# Data records
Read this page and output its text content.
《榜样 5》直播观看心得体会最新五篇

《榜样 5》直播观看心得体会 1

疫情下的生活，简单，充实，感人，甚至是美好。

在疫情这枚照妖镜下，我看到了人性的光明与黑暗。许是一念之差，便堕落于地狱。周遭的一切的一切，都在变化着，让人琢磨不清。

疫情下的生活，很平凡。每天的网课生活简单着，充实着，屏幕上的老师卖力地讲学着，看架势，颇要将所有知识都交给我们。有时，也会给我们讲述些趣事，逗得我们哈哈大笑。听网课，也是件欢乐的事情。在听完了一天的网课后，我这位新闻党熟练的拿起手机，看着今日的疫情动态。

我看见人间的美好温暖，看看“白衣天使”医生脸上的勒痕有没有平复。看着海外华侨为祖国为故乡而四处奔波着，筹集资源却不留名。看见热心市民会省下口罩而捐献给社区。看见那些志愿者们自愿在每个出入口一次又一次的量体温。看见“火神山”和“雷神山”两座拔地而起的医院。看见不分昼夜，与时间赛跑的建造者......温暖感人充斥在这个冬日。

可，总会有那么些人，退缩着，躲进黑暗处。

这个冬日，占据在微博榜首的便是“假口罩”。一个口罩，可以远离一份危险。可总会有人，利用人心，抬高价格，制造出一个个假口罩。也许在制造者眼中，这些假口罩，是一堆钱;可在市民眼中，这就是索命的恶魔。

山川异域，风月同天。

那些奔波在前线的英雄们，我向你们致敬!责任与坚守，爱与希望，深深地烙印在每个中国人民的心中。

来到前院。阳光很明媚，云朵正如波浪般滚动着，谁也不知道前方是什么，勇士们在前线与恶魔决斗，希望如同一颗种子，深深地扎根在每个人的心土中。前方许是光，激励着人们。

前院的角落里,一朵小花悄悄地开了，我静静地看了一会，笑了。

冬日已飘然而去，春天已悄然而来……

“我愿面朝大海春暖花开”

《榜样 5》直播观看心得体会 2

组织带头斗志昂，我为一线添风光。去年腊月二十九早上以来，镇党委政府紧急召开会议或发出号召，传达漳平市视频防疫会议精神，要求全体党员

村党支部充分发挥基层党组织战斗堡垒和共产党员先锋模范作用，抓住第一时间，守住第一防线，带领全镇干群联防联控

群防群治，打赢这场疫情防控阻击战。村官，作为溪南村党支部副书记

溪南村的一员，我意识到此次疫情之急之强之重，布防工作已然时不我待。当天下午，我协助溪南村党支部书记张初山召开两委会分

# EXERCISE BRIEF
Find each line holding "疫情下的生活". Copy it out.

# EXERCISE SOLUTION
疫情下的生活，简单，充实，感人，甚至是美好。
疫情下的生活，很平凡。每天的网课生活简单着，充实着，屏幕上的老师卖力地讲学着，看架势，颇要将所有知识都交给我们。有时，也会给我们讲述些趣事，逗得我们哈哈大笑。听网课，也是件欢乐的事情。在听完了一天的网课后，我这位新闻党熟练的拿起手机，看着今日的疫情动态。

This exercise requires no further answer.